- [Exercise objective]
Determine the number of lines that have the string "title" in them, and give only that number.

- [Data rows]
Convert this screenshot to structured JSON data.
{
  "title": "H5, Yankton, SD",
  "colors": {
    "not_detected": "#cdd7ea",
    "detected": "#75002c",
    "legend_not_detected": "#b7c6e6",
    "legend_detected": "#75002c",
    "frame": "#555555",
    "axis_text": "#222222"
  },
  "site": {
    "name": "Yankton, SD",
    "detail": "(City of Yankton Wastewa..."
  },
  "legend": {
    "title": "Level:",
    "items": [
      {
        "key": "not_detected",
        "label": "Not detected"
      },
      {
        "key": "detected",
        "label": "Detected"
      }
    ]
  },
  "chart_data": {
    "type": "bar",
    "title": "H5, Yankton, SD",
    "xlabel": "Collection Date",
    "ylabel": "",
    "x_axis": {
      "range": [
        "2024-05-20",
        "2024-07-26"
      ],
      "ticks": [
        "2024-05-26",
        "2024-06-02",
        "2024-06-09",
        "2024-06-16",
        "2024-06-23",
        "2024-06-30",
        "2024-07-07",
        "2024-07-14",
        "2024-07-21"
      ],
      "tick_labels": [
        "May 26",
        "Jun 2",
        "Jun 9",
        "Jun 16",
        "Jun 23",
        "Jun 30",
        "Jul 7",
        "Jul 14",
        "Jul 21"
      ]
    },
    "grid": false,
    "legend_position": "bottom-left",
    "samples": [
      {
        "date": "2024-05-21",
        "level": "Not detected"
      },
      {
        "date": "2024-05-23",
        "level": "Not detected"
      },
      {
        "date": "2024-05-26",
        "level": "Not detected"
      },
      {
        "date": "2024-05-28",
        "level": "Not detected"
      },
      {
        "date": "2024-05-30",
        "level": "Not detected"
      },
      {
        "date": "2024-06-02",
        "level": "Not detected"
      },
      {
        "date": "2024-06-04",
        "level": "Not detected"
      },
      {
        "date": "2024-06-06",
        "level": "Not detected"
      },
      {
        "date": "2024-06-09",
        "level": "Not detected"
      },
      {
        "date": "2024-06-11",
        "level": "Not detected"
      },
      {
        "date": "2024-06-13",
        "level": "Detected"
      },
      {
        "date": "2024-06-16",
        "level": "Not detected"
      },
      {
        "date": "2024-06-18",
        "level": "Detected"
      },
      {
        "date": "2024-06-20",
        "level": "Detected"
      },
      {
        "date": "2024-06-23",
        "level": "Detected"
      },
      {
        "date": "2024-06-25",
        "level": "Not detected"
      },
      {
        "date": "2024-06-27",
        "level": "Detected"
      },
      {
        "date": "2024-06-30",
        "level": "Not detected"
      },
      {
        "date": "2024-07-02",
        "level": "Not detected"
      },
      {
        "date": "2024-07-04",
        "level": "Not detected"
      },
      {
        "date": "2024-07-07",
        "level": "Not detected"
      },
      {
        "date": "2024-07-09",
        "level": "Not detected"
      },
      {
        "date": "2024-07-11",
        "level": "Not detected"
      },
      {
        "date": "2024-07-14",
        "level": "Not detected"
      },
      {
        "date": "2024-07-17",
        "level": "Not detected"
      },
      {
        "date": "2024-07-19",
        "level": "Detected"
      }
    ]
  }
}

- [Result for this task]
3